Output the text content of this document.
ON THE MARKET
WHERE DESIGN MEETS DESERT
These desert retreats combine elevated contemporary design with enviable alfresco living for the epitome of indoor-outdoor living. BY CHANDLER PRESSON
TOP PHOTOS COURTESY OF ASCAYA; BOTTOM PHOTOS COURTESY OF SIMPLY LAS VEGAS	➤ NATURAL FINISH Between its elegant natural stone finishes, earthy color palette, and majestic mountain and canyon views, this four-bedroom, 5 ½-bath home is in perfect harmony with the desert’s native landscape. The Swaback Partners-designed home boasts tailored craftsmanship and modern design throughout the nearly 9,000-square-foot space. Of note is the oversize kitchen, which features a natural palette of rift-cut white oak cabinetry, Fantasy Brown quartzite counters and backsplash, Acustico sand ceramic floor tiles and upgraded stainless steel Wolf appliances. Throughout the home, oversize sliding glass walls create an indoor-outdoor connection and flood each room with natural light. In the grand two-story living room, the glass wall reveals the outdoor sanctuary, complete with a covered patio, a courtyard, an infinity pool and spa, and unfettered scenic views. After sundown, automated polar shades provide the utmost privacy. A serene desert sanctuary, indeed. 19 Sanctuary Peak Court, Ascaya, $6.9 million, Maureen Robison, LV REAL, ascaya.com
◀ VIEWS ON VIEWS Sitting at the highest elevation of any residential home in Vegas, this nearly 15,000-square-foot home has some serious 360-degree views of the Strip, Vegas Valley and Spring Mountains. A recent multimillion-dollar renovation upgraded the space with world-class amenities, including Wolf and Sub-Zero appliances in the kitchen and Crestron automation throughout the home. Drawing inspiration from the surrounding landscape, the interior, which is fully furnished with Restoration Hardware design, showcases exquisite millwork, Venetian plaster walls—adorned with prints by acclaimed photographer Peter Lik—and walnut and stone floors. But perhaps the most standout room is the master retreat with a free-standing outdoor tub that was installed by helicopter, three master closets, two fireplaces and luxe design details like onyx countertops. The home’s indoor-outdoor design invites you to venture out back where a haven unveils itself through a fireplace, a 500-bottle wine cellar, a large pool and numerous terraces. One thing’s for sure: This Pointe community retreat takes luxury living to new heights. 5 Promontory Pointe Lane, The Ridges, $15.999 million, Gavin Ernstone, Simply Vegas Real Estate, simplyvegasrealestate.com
══════
● SHORT PROBLEM: Retype the records in full. Keep every line identical to the original.

● CORRECT ANSWER:
Output the text content of this document.
ON THE MARKET
WHERE DESIGN MEETS DESERT
These desert retreats combine elevated contemporary design with enviable alfresco living for the epitome of indoor-outdoor living. BY CHANDLER PRESSON
TOP PHOTOS COURTESY OF ASCAYA; BOTTOM PHOTOS COURTESY OF SIMPLY LAS VEGAS	➤ NATURAL FINISH Between its elegant natural stone finishes, earthy color palette, and majestic mountain and canyon views, this four-bedroom, 5 ½-bath home is in perfect harmony with the desert’s native landscape. The Swaback Partners-designed home boasts tailored craftsmanship and modern design throughout the nearly 9,000-square-foot space. Of note is the oversize kitchen, which features a natural palette of rift-cut white oak cabinetry, Fantasy Brown quartzite counters and backsplash, Acustico sand ceramic floor tiles and upgraded stainless steel Wolf appliances. Throughout the home, oversize sliding glass walls create an indoor-outdoor connection and flood each room with natural light. In the grand two-story living room, the glass wall reveals the outdoor sanctuary, complete with a covered patio, a courtyard, an infinity pool and spa, and unfettered scenic views. After sundown, automated polar shades provide the utmost privacy. A serene desert sanctuary, indeed. 19 Sanctuary Peak Court, Ascaya, $6.9 million, Maureen Robison, LV REAL, ascaya.com
◀ VIEWS ON VIEWS Sitting at the highest elevation of any residential home in Vegas, this nearly 15,000-square-foot home has some serious 360-degree views of the Strip, Vegas Valley and Spring Mountains. A recent multimillion-dollar renovation upgraded the space with world-class amenities, including Wolf and Sub-Zero appliances in the kitchen and Crestron automation throughout the home. Drawing inspiration from the surrounding landscape, the interior, which is fully furnished with Restoration Hardware design, showcases exquisite millwork, Venetian plaster walls—adorned with prints by acclaimed photographer Peter Lik—and walnut and stone floors. But perhaps the most standout room is the master retreat with a free-standing outdoor tub that was installed by helicopter, three master closets, two fireplaces and luxe design details like onyx countertops. The home’s indoor-outdoor design invites you to venture out back where a haven unveils itself through a fireplace, a 500-bottle wine cellar, a large pool and numerous terraces. One thing’s for sure: This Pointe community retreat takes luxury living to new heights. 5 Promontory Pointe Lane, The Ridges, $15.999 million, Gavin Ernstone, Simply Vegas Real Estate, simplyvegasrealestate.com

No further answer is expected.